Items from a data source —
** BEGIN **

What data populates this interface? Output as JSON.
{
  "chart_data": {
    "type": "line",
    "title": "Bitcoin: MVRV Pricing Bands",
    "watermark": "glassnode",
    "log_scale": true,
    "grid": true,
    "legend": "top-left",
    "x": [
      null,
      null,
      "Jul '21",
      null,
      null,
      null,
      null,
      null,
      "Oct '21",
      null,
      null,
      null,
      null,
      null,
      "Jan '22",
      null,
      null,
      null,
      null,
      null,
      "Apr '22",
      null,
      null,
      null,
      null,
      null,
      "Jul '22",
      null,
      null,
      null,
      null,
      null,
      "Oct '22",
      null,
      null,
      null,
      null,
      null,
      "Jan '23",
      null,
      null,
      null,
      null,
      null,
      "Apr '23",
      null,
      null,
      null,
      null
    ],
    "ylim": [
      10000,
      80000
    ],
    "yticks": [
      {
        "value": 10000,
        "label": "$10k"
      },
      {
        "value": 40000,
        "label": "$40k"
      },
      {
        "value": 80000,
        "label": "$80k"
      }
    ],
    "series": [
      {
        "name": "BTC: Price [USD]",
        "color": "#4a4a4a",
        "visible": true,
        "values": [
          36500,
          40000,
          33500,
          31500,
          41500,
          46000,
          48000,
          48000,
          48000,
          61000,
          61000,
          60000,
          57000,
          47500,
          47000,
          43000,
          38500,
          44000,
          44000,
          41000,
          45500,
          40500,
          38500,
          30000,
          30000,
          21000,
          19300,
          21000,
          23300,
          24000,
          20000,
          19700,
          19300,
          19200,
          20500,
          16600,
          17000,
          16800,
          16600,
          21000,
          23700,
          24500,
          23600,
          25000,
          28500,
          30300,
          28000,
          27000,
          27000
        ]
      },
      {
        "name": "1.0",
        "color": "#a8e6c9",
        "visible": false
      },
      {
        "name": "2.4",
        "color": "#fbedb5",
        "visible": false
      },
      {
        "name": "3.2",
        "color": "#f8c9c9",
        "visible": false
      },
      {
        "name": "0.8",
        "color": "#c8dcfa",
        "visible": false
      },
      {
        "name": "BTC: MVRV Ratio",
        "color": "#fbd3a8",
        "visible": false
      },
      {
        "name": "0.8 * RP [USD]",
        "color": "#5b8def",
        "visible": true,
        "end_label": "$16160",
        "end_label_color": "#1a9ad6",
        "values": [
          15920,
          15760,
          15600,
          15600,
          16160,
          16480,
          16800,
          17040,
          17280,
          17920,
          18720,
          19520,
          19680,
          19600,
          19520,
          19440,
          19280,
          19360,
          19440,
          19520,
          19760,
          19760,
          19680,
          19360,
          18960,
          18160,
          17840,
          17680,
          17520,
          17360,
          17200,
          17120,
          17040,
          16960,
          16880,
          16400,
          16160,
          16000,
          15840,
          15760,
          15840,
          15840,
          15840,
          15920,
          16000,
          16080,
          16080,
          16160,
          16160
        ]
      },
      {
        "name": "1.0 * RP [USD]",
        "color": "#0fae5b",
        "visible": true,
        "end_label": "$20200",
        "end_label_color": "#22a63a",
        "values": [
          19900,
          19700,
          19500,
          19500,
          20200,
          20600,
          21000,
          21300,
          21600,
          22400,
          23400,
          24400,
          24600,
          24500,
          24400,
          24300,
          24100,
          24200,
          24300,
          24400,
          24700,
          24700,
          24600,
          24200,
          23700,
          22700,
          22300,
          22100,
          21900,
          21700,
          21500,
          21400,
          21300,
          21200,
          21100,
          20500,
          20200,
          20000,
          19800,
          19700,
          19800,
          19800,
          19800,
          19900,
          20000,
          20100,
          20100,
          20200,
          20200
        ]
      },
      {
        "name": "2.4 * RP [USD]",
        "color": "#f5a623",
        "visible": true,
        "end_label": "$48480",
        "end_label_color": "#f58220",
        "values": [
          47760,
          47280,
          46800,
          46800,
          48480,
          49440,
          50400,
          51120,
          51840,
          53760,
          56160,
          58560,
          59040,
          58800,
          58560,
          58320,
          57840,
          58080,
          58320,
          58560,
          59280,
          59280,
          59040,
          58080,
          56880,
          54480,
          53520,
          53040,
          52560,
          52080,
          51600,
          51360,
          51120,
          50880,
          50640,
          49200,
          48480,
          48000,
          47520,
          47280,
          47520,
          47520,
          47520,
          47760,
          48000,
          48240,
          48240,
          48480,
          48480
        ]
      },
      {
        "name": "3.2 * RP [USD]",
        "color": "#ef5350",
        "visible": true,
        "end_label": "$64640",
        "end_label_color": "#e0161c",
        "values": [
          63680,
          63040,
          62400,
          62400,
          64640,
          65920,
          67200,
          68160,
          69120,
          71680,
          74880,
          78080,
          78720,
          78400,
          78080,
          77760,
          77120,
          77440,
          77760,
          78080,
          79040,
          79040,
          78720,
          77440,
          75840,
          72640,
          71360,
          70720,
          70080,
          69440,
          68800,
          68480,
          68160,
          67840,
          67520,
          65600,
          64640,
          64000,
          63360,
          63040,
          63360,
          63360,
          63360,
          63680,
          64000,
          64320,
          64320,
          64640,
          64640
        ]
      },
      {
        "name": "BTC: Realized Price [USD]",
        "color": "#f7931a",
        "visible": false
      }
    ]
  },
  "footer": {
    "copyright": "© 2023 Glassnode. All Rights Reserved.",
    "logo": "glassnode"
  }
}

** END **

What you have to do — Write out every line of the listing that holds the word "Price".

Expected answer —
        "name": "BTC: Price [USD]",
        "name": "BTC: Realized Price [USD]",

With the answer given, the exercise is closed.